> **What is being asked**
Would you extract the whole listing below and retype it exactly?

####################

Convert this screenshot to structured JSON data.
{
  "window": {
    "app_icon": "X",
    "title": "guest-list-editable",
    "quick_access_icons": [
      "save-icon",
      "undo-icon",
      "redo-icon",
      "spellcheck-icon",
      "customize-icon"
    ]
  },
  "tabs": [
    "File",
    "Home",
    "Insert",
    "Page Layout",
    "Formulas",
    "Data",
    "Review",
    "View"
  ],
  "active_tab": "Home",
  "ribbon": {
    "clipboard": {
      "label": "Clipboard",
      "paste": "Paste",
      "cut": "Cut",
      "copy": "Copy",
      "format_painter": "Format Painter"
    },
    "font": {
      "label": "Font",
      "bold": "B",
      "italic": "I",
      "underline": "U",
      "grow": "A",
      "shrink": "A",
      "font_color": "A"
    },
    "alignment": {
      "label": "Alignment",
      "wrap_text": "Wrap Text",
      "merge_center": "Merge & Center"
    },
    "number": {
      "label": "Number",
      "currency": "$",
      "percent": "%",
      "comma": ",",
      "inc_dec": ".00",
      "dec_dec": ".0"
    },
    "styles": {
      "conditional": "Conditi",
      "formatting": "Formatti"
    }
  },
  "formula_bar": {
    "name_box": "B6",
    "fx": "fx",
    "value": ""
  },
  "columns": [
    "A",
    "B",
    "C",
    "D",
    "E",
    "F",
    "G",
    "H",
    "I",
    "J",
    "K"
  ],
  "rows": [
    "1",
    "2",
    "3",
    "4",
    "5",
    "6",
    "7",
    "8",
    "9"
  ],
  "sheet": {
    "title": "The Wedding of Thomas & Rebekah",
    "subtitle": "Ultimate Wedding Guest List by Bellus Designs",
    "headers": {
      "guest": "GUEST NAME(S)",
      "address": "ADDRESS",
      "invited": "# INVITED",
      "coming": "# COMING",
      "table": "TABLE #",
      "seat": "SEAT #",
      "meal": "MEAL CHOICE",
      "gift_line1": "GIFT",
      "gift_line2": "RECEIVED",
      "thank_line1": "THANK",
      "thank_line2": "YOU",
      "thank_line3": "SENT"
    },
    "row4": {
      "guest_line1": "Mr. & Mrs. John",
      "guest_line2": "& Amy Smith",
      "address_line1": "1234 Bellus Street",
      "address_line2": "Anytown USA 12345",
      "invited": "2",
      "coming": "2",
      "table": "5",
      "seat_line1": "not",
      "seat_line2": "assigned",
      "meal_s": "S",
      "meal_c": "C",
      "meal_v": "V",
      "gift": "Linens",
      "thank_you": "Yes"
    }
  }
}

####################

> **Final result**
Convert this screenshot to structured JSON data.
{
  "window": {
    "app_icon": "X",
    "title": "guest-list-editable",
    "quick_access_icons": [
      "save-icon",
      "undo-icon",
      "redo-icon",
      "spellcheck-icon",
      "customize-icon"
    ]
  },
  "tabs": [
    "File",
    "Home",
    "Insert",
    "Page Layout",
    "Formulas",
    "Data",
    "Review",
    "View"
  ],
  "active_tab": "Home",
  "ribbon": {
    "clipboard": {
      "label": "Clipboard",
      "paste": "Paste",
      "cut": "Cut",
      "copy": "Copy",
      "format_painter": "Format Painter"
    },
    "font": {
      "label": "Font",
      "bold": "B",
      "italic": "I",
      "underline": "U",
      "grow": "A",
      "shrink": "A",
      "font_color": "A"
    },
    "alignment": {
      "label": "Alignment",
      "wrap_text": "Wrap Text",
      "merge_center": "Merge & Center"
    },
    "number": {
      "label": "Number",
      "currency": "$",
      "percent": "%",
      "comma": ",",
      "inc_dec": ".00",
      "dec_dec": ".0"
    },
    "styles": {
      "conditional": "Conditi",
      "formatting": "Formatti"
    }
  },
  "formula_bar": {
    "name_box": "B6",
    "fx": "fx",
    "value": ""
  },
  "columns": [
    "A",
    "B",
    "C",
    "D",
    "E",
    "F",
    "G",
    "H",
    "I",
    "J",
    "K"
  ],
  "rows": [
    "1",
    "2",
    "3",
    "4",
    "5",
    "6",
    "7",
    "8",
    "9"
  ],
  "sheet": {
    "title": "The Wedding of Thomas & Rebekah",
    "subtitle": "Ultimate Wedding Guest List by Bellus Designs",
    "headers": {
      "guest": "GUEST NAME(S)",
      "address": "ADDRESS",
      "invited": "# INVITED",
      "coming": "# COMING",
      "table": "TABLE #",
      "seat": "SEAT #",
      "meal": "MEAL CHOICE",
      "gift_line1": "GIFT",
      "gift_line2": "RECEIVED",
      "thank_line1": "THANK",
      "thank_line2": "YOU",
      "thank_line3": "SENT"
    },
    "row4": {
      "guest_line1": "Mr. & Mrs. John",
      "guest_line2": "& Amy Smith",
      "address_line1": "1234 Bellus Street",
      "address_line2": "Anytown USA 12345",
      "invited": "2",
      "coming": "2",
      "table": "5",
      "seat_line1": "not",
      "seat_line2": "assigned",
      "meal_s": "S",
      "meal_c": "C",
      "meal_v": "V",
      "gift": "Linens",
      "thank_you": "Yes"
    }
  }
}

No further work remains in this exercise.